Benchmark U.S. 10-year Treasury yields , which have led the broader bond market selloff, rose to around 2.44% on Friday, a near three-year peak. Yields have risen more than 75 bps in the past two weeks as traders have scrambled to revise their rate hike expectations.

NOT SUFFICIENT

The broader dollar index took a breather on Friday but was on track for a small weekly gain. The euro was also marginally higher.

“EUR-USD remains quite stuck at around 1.10, with better-than-expected PM (purchasing manager) surveys across the euro zone for March not sufficient to induce buying interest,” UniCredit analysts said.

Markets expect U.S. interest rates to rise by as much as 190 basis points in total over the rest of this year, after a 25 bps hike last week. Investors are assigning a 88% probability of a 50 bps rate hike in March.

▶ [WORK TO DO]
1/ Print the passage on Treasury yields from "The broader dollar" up to and including "UniCredit analysts said.".
2/ Using the passage on Treasury yields, answer these:
(a) To about what level did benchmark U.S. 10-year Treasury yields rise on Friday?
(b) According to UniCredit analysts, around what level does EUR-USD remain stuck?
(c) How large was the U.S. rate hike last week?

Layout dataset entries
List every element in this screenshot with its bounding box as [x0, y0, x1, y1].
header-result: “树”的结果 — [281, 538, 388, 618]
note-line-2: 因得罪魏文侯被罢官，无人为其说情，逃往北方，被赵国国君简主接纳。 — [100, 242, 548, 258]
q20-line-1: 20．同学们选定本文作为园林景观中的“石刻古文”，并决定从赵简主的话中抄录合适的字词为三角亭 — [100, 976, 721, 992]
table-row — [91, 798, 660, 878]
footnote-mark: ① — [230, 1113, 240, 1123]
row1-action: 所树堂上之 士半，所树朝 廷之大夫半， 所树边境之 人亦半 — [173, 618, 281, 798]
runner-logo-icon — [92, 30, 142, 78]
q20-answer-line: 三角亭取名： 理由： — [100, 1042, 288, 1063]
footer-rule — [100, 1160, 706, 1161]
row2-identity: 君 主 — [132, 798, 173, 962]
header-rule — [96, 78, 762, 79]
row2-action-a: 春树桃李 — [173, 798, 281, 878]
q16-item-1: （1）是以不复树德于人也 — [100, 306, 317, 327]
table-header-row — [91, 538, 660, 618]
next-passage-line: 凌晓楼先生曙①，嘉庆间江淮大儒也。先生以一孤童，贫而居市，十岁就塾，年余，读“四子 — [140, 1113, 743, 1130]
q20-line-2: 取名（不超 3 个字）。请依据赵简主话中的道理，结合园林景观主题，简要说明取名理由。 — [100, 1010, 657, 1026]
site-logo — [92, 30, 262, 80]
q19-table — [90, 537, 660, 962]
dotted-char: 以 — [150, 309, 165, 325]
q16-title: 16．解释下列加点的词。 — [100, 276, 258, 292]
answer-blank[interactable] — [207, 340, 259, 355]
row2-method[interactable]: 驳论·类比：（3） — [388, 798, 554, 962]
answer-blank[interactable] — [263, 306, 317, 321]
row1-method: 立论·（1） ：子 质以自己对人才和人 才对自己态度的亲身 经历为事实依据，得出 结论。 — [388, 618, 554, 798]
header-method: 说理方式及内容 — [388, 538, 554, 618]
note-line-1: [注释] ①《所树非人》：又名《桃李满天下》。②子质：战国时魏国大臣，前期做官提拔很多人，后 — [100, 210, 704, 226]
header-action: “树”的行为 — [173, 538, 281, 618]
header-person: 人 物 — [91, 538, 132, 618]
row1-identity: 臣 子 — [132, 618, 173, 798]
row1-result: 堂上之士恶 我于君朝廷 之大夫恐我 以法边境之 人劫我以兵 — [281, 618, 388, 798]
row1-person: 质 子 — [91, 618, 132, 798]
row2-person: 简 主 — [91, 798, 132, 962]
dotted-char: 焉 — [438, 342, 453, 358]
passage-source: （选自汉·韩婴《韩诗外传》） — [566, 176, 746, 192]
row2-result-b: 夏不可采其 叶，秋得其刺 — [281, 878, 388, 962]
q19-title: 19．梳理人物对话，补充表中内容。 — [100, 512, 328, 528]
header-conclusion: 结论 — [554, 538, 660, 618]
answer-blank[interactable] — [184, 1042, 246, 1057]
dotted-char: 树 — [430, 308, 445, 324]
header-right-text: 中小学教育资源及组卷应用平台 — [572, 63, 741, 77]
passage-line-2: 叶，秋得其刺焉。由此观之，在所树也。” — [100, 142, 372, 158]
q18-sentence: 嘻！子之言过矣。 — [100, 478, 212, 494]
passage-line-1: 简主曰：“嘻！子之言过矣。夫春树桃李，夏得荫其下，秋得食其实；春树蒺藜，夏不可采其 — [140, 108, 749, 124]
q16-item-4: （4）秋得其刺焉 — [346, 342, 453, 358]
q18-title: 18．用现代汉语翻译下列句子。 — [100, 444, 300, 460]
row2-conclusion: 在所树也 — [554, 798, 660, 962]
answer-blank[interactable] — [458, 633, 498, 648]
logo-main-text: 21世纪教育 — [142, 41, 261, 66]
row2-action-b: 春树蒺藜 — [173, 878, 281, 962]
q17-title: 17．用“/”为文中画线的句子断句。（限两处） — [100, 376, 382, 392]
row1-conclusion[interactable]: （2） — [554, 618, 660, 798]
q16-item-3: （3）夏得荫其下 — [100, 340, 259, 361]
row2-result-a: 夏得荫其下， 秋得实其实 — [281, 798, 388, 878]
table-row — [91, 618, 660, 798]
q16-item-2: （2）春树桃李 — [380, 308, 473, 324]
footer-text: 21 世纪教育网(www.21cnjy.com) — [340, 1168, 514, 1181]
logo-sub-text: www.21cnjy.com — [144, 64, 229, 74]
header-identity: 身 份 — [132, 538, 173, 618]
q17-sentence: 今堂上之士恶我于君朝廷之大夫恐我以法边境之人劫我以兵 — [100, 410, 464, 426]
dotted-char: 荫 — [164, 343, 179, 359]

▶ [PER-TASK ANSWERS]
1/
The broader dollar index took a breather on Friday but was on track for a small weekly gain. The euro was also marginally higher.

“EUR-USD remains quite stuck at around 1.10, with better-than-expected PM (purchasing manager) surveys across the euro zone for March not sufficient to induce buying interest,” UniCredit analysts said.

2/
(a) Around 2.44%
(b) Around 1.10
(c) 25 bps